EXERCISE A
From the passage on branded widgets, extract the words starting with "But what about" and going on through "or industry news?".
EXERCISE B
Continue the passage on branded widgets from its last sentence.

* Start TEXT BLOCK *

The basic idea is to give people a bit of your brand in the form of digital information or entertainment, and they've begun to catch on big time in the B2C world. For example, Southwest Airlines' "Ding" widget alerts users to special fares, Backcountry.com's Steep and Cheap highlights great new deals, and InStyle's Hollywood Hair Makeover lets users put celebrity do's on their own photos for fun and to help with copycat styling. Garfield, in a memorable turn of phrase, suggests that "branded widgets are the refrigerator magnets of the Brave New World."
But what about B2B? Can widgets work in the more sober world of high-value solutions? I'd say absolutely yes, and Garfield himself suggests a few possible directions. UPS already has a widget to help users schedule and track shipments. Nike has a widget to help users keep up with their running and connect more easily to Nike Plus. Why not borrow the same concept for business users by providing simple, ongoing access to technical support, professional advice, or industry news?

* End TEXT BLOCK *
* Start GIVEN DATA *

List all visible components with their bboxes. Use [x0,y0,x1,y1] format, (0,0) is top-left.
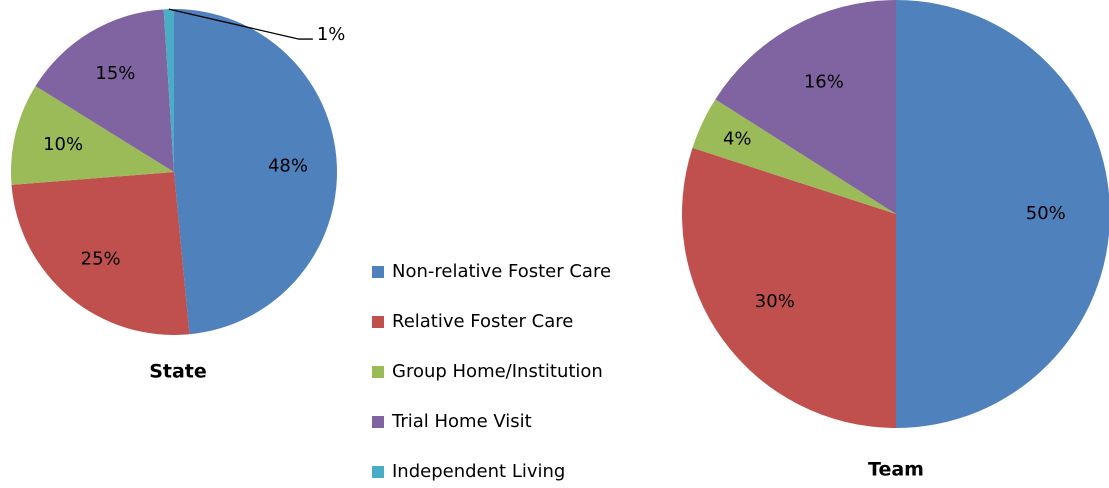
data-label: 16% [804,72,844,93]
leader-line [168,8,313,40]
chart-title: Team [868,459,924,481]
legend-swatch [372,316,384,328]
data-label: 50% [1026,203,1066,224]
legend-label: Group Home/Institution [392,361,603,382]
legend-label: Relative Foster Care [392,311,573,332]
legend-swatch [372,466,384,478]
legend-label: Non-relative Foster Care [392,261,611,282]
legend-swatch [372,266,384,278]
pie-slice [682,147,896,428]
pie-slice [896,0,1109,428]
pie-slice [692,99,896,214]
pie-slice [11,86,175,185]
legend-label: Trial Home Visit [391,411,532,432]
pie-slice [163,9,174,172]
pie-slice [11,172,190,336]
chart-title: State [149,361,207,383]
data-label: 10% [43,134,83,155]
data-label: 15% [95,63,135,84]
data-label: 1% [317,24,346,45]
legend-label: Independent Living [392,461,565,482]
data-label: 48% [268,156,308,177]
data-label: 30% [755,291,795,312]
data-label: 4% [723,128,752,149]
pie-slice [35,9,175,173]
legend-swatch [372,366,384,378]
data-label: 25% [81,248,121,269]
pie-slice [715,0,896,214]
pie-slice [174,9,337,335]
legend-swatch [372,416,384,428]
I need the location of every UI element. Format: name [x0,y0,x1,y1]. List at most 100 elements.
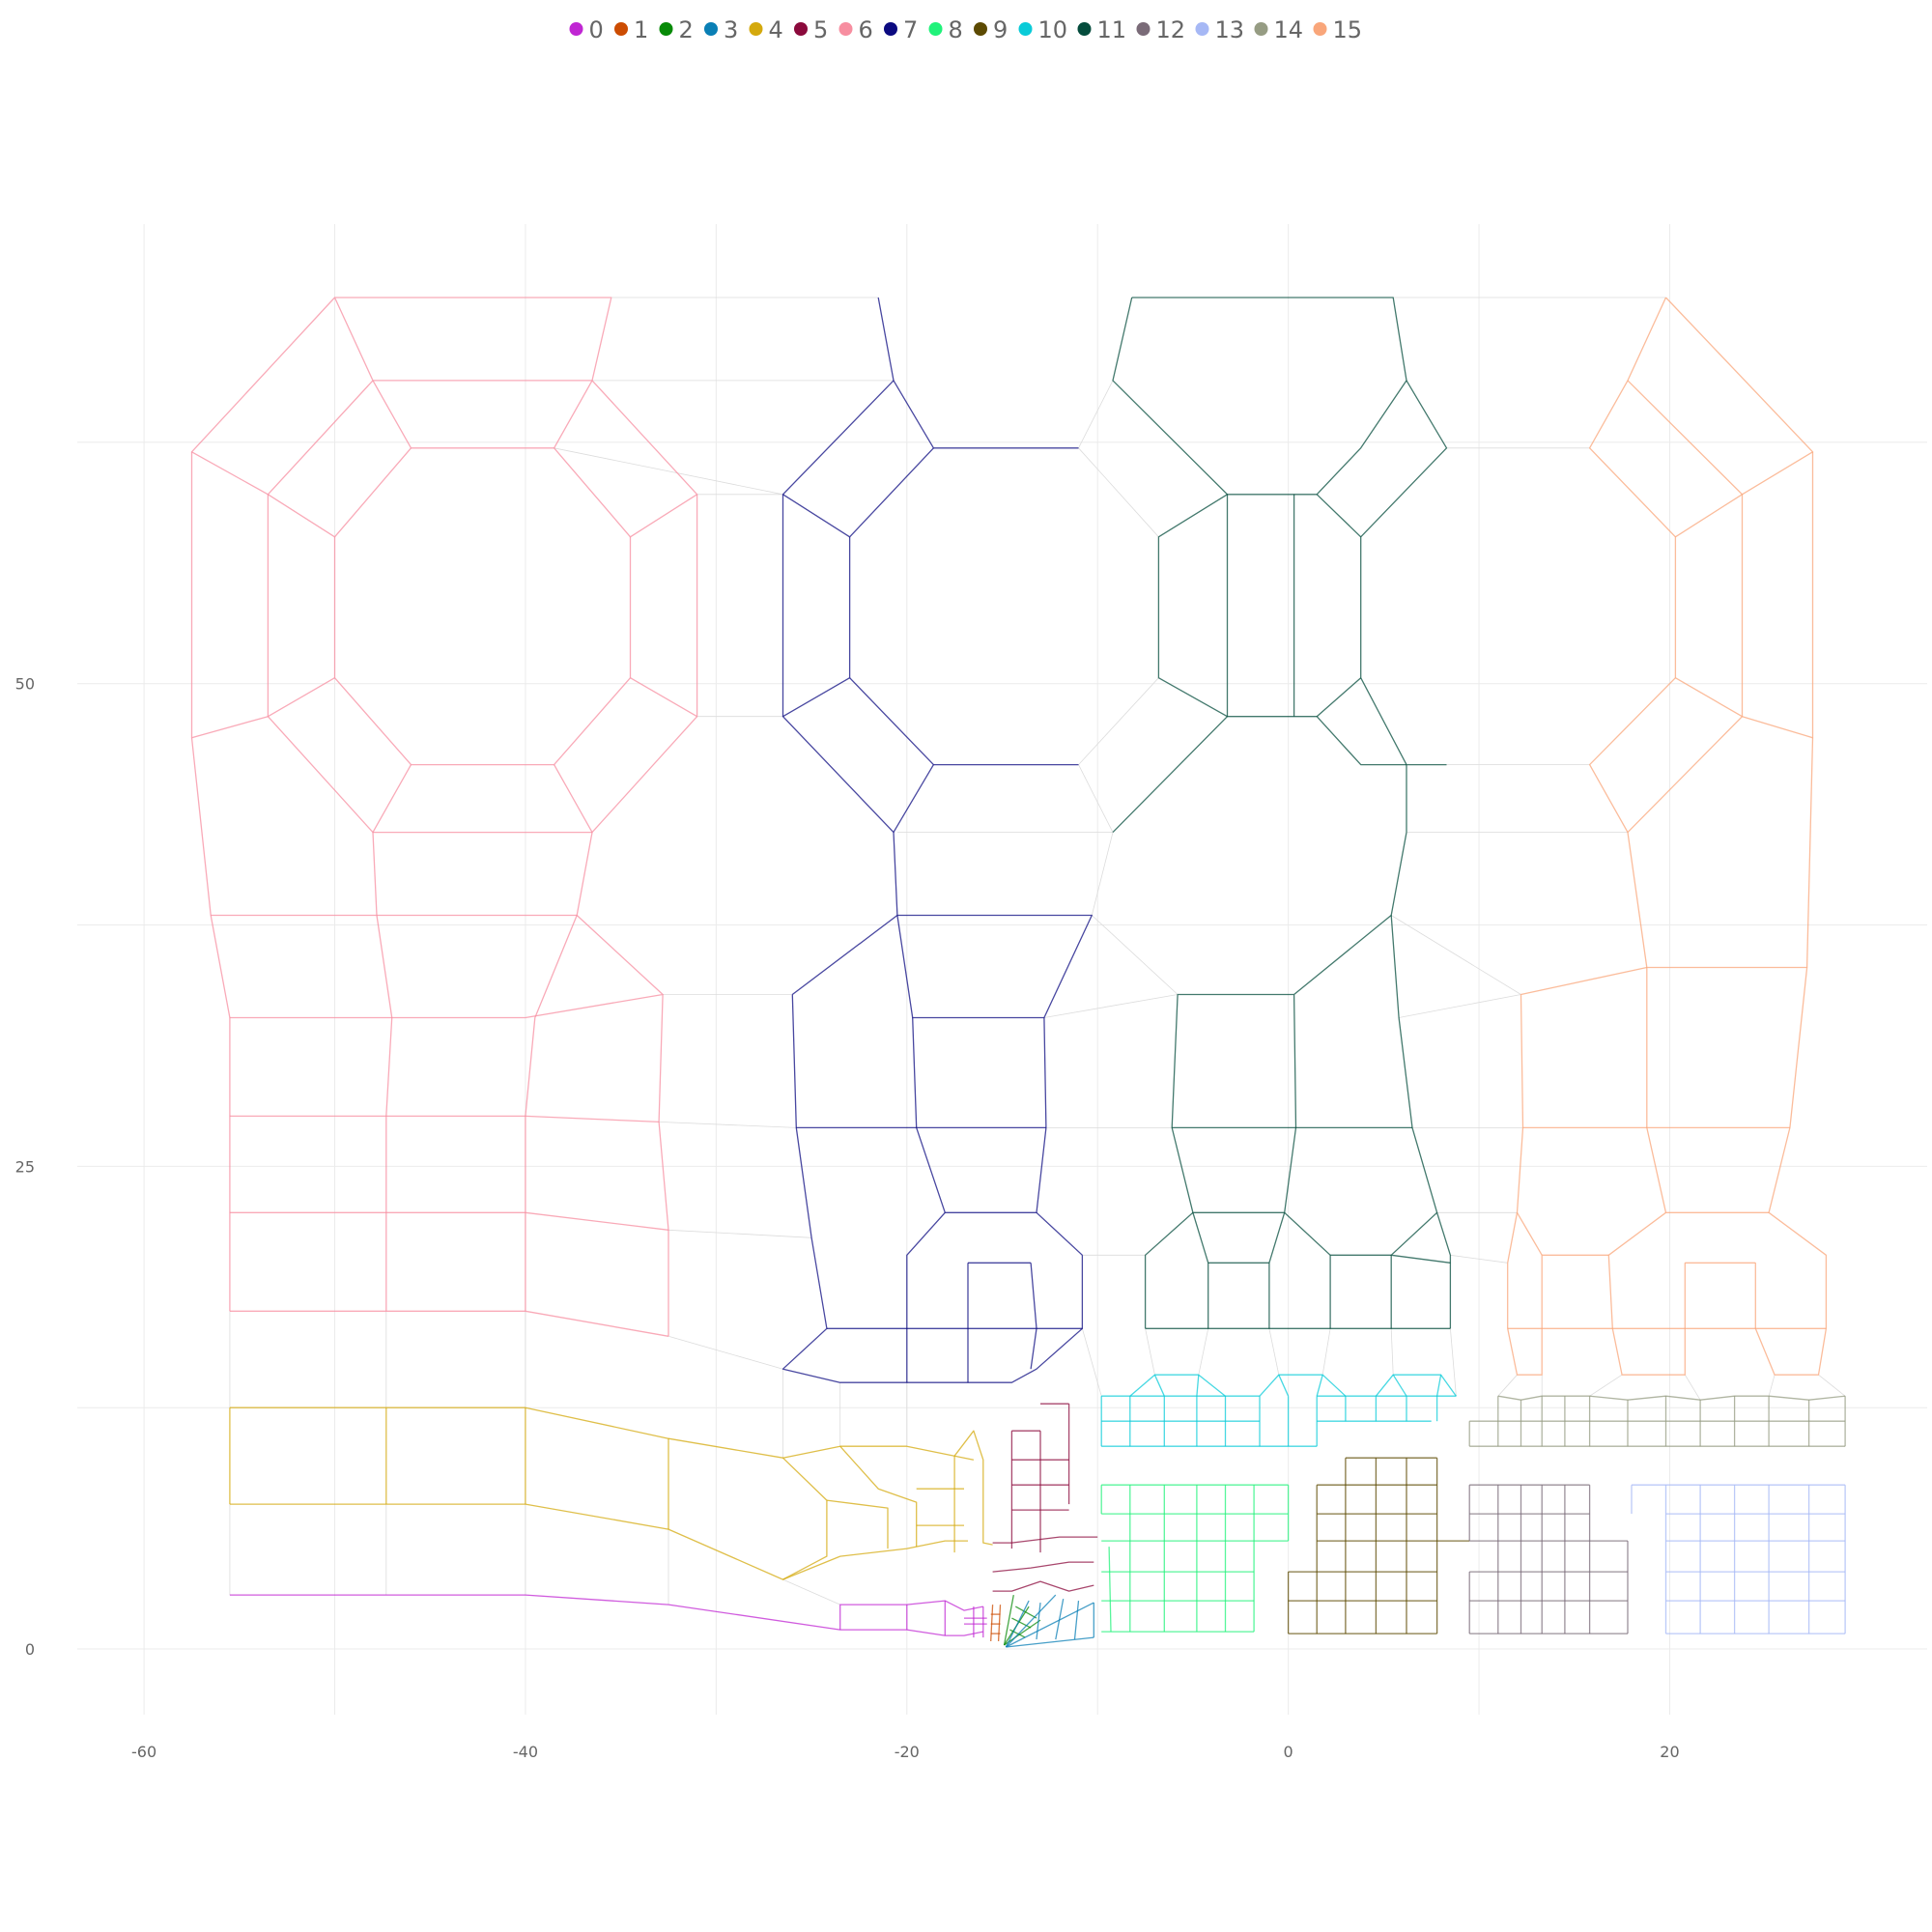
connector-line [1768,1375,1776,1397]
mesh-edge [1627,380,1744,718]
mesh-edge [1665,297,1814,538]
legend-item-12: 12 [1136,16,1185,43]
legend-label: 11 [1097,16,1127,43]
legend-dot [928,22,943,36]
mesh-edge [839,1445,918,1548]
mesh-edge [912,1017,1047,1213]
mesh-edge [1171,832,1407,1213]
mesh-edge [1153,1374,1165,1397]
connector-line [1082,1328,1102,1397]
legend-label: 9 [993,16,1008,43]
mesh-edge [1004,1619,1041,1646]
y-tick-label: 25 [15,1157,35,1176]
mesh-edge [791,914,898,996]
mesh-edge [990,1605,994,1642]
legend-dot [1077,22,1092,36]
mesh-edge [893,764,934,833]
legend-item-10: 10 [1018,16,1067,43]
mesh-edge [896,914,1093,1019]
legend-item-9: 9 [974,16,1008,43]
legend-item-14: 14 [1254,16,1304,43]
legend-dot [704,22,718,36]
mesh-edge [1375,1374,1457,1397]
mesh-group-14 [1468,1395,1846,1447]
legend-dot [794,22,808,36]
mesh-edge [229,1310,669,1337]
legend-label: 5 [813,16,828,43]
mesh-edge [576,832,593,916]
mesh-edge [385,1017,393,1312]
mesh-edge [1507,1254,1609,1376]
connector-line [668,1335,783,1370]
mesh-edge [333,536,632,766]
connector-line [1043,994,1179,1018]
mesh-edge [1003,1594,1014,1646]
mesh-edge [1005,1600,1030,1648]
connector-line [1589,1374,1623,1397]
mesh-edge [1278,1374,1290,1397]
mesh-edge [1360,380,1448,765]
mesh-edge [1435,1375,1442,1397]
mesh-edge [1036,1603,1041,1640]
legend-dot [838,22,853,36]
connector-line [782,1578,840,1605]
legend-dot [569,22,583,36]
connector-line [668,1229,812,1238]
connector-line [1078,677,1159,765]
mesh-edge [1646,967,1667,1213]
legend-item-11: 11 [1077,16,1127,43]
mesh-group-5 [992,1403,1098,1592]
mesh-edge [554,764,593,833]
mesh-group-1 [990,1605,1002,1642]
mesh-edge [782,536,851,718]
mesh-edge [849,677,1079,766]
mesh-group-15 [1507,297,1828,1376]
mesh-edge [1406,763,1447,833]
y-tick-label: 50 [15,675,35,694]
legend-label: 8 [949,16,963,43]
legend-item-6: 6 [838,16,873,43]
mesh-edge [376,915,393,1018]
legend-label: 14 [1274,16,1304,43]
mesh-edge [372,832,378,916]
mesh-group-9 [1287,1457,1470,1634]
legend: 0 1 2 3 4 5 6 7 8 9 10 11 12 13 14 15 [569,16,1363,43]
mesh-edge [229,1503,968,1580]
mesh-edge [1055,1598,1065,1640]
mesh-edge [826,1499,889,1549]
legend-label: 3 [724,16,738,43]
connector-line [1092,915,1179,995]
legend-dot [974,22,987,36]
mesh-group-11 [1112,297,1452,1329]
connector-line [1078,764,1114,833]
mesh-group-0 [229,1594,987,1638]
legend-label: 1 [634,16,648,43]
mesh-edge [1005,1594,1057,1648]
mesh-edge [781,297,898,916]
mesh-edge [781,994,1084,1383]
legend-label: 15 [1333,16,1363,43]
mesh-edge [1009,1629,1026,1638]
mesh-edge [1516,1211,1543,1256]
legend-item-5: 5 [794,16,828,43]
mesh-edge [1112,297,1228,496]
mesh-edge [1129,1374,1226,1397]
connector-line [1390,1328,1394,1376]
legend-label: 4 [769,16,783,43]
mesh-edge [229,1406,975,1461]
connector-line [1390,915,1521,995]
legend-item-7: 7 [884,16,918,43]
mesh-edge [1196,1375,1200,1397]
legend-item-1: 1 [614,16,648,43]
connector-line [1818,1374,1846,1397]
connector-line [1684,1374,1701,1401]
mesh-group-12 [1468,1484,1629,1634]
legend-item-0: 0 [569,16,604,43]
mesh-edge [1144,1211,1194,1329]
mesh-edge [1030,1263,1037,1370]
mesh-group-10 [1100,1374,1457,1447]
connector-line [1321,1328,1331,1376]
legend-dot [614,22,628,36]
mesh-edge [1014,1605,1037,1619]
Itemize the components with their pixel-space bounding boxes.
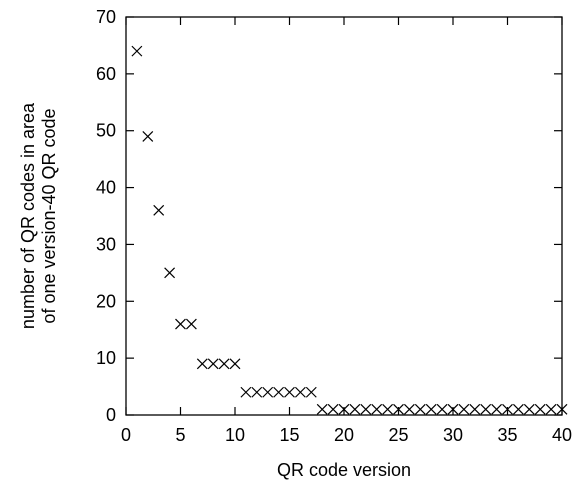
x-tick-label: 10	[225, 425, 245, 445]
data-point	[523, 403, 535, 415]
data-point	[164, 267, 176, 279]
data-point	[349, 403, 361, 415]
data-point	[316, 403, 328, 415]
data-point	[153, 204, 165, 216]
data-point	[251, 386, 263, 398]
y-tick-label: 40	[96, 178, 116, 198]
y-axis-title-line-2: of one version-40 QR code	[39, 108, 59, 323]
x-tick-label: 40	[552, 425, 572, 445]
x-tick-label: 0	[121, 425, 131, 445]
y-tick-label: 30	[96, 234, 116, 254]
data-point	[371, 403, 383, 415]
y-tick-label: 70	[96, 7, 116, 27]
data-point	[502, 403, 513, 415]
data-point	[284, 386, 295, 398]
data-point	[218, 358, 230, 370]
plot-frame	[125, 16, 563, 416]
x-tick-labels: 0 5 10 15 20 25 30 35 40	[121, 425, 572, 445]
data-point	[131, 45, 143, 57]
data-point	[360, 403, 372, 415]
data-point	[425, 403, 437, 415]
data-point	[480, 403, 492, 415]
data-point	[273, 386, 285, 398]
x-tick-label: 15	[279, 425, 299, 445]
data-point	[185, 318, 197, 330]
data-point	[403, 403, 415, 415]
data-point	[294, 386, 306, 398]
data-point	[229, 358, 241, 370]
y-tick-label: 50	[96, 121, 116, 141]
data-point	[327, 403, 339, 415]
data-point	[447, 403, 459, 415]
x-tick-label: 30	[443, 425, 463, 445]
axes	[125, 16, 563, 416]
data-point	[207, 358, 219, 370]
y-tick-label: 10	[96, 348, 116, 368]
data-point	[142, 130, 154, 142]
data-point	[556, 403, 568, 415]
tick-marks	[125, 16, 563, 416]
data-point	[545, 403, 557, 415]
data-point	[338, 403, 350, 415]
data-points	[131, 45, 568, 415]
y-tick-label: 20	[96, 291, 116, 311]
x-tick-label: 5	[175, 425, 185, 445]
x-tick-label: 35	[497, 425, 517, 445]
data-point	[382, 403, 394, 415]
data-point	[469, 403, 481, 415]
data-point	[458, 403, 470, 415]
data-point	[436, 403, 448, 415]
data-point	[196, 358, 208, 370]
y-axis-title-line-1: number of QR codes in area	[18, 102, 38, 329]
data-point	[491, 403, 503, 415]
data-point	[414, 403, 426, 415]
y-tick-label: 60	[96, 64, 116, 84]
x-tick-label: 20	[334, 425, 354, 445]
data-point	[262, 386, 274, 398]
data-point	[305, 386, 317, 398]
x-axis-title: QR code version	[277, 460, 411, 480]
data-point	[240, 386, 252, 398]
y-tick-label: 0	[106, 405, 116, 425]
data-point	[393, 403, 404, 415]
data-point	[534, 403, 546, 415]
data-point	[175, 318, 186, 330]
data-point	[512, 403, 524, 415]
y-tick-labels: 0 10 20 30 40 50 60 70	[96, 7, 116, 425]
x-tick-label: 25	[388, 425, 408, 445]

* End GIVEN DATA *

EXERCISE OUTPUT A
But what about B2B? Can widgets work in the more sober world of high-value solutions? I'd say absolutely yes, and Garfield himself suggests a few possible directions. UPS already has a widget to help users schedule and track shipments. Nike has a widget to help users keep up with their running and connect more easily to Nike Plus. Why not borrow the same concept for business users by providing simple, ongoing access to technical support, professional advice, or industry news?

EXERCISE OUTPUT B
Widgets are just another tool, of course, in a marketing environment overloaded with new tools. Viewed in a B2B context, though, they offer a number of potential advantages as marketers adapt their strategies to the demands of time-starved, buyer-driven markets:
- Enables you to go where the users already spend time, rather than relying on them to come to your site
- Emphasis on providing value to the user, otherwise they'll pay no attention
- Simple and inexpensive to produce and track -- and thus to experiment with
- Potential for ongoing engagement with the user
- Natural tie-in with other value-providing tactics, including live and online events and publications
Content, as always, is king in B2B marketing, so any widget promotion should come only as support for a clear and compelling content strategy. That said, however, why not give it a try?